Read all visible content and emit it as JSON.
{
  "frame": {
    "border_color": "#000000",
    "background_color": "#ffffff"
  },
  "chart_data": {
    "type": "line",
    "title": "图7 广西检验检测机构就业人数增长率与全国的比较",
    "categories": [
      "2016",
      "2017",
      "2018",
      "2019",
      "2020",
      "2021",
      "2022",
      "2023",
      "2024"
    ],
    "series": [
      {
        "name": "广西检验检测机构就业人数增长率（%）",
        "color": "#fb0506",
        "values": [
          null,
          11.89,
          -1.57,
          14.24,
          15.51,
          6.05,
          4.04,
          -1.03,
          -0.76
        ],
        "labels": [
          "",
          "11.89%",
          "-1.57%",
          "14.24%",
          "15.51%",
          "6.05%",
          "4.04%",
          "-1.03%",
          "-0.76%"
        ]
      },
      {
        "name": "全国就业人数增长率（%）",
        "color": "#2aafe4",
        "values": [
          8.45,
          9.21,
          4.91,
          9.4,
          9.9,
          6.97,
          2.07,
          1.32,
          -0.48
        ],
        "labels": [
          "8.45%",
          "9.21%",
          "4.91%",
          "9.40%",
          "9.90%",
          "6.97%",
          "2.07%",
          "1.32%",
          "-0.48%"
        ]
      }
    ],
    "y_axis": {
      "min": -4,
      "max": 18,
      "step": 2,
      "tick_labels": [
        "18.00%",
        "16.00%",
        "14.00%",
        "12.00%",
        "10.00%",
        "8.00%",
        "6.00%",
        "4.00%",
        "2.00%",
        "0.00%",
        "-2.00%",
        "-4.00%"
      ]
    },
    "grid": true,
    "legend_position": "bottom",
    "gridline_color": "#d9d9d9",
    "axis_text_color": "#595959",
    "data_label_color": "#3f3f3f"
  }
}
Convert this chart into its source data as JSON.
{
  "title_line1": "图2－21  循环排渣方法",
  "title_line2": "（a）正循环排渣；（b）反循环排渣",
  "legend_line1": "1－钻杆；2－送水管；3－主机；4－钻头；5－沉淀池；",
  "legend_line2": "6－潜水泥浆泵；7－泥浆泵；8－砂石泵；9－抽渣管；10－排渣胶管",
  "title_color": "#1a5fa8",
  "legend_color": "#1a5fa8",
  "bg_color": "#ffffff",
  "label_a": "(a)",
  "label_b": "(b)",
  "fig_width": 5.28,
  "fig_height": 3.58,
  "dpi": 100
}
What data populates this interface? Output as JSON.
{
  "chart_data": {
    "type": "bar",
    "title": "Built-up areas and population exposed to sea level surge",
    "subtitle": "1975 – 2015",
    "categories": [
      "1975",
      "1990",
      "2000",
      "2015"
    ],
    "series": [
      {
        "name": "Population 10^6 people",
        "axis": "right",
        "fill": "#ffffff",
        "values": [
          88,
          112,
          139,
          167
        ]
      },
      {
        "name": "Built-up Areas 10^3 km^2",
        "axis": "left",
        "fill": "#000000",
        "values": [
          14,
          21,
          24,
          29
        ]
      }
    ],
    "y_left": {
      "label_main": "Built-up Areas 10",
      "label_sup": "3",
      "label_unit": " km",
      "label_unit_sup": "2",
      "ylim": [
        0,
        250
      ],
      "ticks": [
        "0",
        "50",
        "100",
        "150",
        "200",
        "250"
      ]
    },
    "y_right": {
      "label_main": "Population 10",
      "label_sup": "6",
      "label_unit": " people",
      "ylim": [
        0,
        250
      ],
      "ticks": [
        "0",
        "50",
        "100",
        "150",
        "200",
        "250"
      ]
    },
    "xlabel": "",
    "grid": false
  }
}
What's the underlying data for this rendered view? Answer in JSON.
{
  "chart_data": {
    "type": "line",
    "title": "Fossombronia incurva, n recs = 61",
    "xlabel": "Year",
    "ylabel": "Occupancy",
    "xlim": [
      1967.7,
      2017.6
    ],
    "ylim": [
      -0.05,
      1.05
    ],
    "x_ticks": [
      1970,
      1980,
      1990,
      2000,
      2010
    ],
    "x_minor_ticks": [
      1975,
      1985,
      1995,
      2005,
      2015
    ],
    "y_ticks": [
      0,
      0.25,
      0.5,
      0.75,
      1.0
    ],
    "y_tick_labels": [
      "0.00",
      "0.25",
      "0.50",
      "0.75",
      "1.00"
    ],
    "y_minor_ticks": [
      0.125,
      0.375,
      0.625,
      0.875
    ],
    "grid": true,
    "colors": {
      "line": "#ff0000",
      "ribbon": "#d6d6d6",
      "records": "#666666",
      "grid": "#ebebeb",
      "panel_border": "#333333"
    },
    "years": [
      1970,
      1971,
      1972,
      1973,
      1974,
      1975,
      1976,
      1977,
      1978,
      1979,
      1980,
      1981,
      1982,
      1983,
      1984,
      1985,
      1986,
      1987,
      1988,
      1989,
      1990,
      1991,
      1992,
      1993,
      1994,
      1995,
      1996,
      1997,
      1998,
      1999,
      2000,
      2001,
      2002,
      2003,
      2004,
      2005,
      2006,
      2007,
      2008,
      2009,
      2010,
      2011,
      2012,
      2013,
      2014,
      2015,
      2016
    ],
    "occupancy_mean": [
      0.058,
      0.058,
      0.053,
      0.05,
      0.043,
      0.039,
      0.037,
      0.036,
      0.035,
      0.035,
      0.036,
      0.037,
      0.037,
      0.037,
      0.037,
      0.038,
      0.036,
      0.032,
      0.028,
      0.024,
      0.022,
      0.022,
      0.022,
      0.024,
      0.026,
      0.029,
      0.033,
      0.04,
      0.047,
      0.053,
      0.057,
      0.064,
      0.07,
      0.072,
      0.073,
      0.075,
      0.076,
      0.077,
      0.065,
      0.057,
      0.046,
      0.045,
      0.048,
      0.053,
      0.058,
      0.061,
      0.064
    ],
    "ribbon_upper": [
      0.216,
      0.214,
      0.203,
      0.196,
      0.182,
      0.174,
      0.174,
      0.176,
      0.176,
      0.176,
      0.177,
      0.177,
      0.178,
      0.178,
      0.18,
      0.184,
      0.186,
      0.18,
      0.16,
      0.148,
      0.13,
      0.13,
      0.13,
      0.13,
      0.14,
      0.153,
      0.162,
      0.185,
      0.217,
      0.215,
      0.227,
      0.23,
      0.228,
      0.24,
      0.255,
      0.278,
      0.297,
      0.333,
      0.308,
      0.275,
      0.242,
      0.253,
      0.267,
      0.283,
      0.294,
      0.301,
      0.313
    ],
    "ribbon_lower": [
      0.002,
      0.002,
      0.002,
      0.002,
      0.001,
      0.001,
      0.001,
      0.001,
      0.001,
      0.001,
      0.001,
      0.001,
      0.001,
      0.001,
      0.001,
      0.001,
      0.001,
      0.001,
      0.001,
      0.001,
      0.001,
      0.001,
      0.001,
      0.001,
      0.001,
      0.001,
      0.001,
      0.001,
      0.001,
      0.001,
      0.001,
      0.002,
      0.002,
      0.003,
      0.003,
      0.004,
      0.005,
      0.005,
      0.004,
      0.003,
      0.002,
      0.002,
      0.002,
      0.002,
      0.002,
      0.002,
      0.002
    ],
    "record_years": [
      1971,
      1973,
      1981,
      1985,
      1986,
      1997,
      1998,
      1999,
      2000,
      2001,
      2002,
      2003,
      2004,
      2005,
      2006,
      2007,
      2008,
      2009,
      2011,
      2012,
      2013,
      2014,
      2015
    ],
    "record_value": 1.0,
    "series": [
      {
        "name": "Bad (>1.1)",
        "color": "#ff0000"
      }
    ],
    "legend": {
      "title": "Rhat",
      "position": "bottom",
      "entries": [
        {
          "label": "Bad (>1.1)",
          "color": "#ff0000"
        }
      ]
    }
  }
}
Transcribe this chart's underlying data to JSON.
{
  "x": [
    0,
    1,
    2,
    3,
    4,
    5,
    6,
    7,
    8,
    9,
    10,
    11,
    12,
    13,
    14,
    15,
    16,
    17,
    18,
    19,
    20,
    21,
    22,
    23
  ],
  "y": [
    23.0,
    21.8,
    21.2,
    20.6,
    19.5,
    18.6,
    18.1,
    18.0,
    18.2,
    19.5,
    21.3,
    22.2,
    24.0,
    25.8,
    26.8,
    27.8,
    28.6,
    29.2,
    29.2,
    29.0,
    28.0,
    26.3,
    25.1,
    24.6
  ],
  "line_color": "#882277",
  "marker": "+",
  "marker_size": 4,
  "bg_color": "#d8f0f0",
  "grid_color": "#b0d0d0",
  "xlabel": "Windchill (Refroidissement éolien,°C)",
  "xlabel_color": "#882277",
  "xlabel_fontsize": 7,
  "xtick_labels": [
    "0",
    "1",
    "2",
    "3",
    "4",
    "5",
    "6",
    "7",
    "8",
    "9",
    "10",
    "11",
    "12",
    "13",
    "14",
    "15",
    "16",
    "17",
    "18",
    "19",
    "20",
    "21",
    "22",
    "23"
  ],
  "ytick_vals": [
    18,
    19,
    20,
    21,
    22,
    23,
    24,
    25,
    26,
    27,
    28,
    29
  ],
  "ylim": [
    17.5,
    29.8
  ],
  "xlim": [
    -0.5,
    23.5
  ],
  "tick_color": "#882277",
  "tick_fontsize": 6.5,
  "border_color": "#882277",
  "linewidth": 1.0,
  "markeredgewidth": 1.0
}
---------------
Look for lines containing the string "name" and copy them all.

- _COMPLETE RESPONSE_
        "name": "广西检验检测机构就业人数增长率（%）",
        "name": "全国就业人数增长率（%）",
        "name": "Population 10^6 people",
        "name": "Built-up Areas 10^3 km^2",
        "name": "Bad (>1.1)",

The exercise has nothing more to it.